[TEXT BLOCK — start]

Showing posts with label Tribschen. Show all posts
Showing posts with label Tribschen. Show all posts

Monday, September 02, 2013

Nice work

Been here, reviewing.


As locations for music festivals go, it really ain't bad. This is Lake Lucerne, snapped from the shore at the bottom of Wagner's lawn at Tribschen. I spent a happy afternoon there, working on the revision of my new play Sins of the Fathers, which is set...um, at Tribschen. Pure coincidence, but nice. (The premiere, 24 November, is selling fast...)

I was really there to attend two concerts in the Lucerne Festival, one conducted by Sir Simon Rattle, the other by Jonathan Nott. Somewhat amused to see the heading "Viva la revolucion!" on the programmes. In Spanish. One concert was of Viennese and Russian music, the other was Wagner's Das Rheingold (part of Lucerne's first-ever Ring cycle). Few festivals have a less revolutionary atmosphere - the glorious lakeside and the wonderful acoustic of the KKL are populated by the sleek and meek of the moneyed festival circuit - but nevertheless, the programming is absolutely sterling and below the gleaming surface the waters are deep and fertile, especially where the Festival Academy is concerned. My review is out now in the Independent, here: http://www.independent.co.uk/arts-entertainment/classical/reviews/classical-review-british-conductors-bring-the-sounds-of-revolution-to-the-lucerne-festival-8794619.html

Sunday, August 14, 2011

Wagner was here...


I've just been to paradise, aka Lucerne. This Swiss lakeside city has got to be one of the most beautiful spots in Europe (and its KKL concert hall matches that point for point).

Wagner must have thought so too, because he lived here, at Tribschen (above) - a beautiful, good but gentle walk along the lakeside from the hall, the house is in a location second to no other. And it was here, on the stairs, that he assembled an ensemble of musicians to play the Siegfried Idyll to Cosima - who was upstairs in bed - on her Christmas Eve birthday. The view from the house is really not bad.

[TEXT BLOCK — finish]

AIM OF THE TASK
Set down, word for word, the passage of the Tribschen blog posts starting with "As locations for" and going on through "is selling fast...)". The material after this point is separate from the Tribschen blog posts.

[DATASET EXTRACT — start]

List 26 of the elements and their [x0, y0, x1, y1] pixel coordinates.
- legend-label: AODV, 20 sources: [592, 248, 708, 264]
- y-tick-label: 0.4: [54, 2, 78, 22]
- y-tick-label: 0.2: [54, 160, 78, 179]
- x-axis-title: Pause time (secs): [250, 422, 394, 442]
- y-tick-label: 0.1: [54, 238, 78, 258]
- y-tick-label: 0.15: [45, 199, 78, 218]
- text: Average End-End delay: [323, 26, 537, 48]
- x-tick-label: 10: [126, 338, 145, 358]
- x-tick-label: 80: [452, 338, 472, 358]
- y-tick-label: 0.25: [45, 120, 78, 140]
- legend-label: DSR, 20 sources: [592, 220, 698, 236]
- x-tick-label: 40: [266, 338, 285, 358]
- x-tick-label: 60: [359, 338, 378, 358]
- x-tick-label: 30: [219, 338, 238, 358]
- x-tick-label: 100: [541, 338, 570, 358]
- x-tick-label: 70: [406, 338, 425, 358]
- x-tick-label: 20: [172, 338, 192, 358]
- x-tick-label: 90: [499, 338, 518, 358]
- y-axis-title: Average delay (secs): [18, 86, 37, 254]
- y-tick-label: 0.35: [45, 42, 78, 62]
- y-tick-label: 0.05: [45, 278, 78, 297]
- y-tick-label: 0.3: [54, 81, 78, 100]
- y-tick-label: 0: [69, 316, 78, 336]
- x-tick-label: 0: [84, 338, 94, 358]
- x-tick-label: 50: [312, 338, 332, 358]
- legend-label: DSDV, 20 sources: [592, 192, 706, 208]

[DATASET EXTRACT — finish]

TASK ANSWER
As locations for music festivals go, it really ain't bad. This is Lake Lucerne, snapped from the shore at the bottom of Wagner's lawn at Tribschen. I spent a happy afternoon there, working on the revision of my new play Sins of the Fathers, which is set...um, at Tribschen. Pure coincidence, but nice. (The premiere, 24 November, is selling fast...)